= Exercise aim =
Every record below is to be retyped exactly.

--- Start Records provided ---

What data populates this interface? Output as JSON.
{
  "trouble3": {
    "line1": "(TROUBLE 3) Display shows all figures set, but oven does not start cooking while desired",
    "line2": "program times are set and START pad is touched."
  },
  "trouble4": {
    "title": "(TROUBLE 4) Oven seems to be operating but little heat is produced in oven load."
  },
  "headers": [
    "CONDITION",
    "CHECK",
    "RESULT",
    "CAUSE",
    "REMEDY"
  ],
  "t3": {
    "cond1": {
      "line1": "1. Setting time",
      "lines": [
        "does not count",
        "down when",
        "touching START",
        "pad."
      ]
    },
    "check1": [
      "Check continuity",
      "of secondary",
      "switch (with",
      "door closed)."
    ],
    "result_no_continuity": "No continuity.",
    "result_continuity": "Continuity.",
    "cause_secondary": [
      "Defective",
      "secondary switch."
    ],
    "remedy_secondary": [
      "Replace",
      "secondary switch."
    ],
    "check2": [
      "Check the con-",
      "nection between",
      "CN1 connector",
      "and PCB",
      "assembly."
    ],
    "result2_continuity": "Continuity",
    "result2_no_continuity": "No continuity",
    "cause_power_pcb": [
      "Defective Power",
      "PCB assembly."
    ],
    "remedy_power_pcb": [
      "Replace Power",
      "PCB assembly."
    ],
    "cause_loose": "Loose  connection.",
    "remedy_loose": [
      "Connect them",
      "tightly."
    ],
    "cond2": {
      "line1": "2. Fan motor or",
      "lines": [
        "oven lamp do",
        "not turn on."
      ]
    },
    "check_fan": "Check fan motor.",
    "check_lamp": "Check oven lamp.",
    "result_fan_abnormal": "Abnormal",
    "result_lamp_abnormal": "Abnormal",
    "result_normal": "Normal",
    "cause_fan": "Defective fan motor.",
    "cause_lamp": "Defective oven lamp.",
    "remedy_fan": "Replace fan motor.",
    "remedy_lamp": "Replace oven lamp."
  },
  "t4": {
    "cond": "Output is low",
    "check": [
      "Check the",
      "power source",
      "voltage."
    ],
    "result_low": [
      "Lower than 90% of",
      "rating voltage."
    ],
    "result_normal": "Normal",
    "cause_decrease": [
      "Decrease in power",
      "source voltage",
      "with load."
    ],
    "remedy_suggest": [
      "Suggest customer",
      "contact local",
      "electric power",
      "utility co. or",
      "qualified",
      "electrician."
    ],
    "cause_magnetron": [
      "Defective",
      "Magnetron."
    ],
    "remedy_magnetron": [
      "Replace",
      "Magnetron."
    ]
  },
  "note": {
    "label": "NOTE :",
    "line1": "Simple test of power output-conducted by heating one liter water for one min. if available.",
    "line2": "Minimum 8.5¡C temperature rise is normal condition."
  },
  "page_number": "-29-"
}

--- End Records provided ---

= Exercise solution =
What data populates this interface? Output as JSON.
{
  "trouble3": {
    "line1": "(TROUBLE 3) Display shows all figures set, but oven does not start cooking while desired",
    "line2": "program times are set and START pad is touched."
  },
  "trouble4": {
    "title": "(TROUBLE 4) Oven seems to be operating but little heat is produced in oven load."
  },
  "headers": [
    "CONDITION",
    "CHECK",
    "RESULT",
    "CAUSE",
    "REMEDY"
  ],
  "t3": {
    "cond1": {
      "line1": "1. Setting time",
      "lines": [
        "does not count",
        "down when",
        "touching START",
        "pad."
      ]
    },
    "check1": [
      "Check continuity",
      "of secondary",
      "switch (with",
      "door closed)."
    ],
    "result_no_continuity": "No continuity.",
    "result_continuity": "Continuity.",
    "cause_secondary": [
      "Defective",
      "secondary switch."
    ],
    "remedy_secondary": [
      "Replace",
      "secondary switch."
    ],
    "check2": [
      "Check the con-",
      "nection between",
      "CN1 connector",
      "and PCB",
      "assembly."
    ],
    "result2_continuity": "Continuity",
    "result2_no_continuity": "No continuity",
    "cause_power_pcb": [
      "Defective Power",
      "PCB assembly."
    ],
    "remedy_power_pcb": [
      "Replace Power",
      "PCB assembly."
    ],
    "cause_loose": "Loose  connection.",
    "remedy_loose": [
      "Connect them",
      "tightly."
    ],
    "cond2": {
      "line1": "2. Fan motor or",
      "lines": [
        "oven lamp do",
        "not turn on."
      ]
    },
    "check_fan": "Check fan motor.",
    "check_lamp": "Check oven lamp.",
    "result_fan_abnormal": "Abnormal",
    "result_lamp_abnormal": "Abnormal",
    "result_normal": "Normal",
    "cause_fan": "Defective fan motor.",
    "cause_lamp": "Defective oven lamp.",
    "remedy_fan": "Replace fan motor.",
    "remedy_lamp": "Replace oven lamp."
  },
  "t4": {
    "cond": "Output is low",
    "check": [
      "Check the",
      "power source",
      "voltage."
    ],
    "result_low": [
      "Lower than 90% of",
      "rating voltage."
    ],
    "result_normal": "Normal",
    "cause_decrease": [
      "Decrease in power",
      "source voltage",
      "with load."
    ],
    "remedy_suggest": [
      "Suggest customer",
      "contact local",
      "electric power",
      "utility co. or",
      "qualified",
      "electrician."
    ],
    "cause_magnetron": [
      "Defective",
      "Magnetron."
    ],
    "remedy_magnetron": [
      "Replace",
      "Magnetron."
    ]
  },
  "note": {
    "label": "NOTE :",
    "line1": "Simple test of power output-conducted by heating one liter water for one min. if available.",
    "line2": "Minimum 8.5¡C temperature rise is normal condition."
  },
  "page_number": "-29-"
}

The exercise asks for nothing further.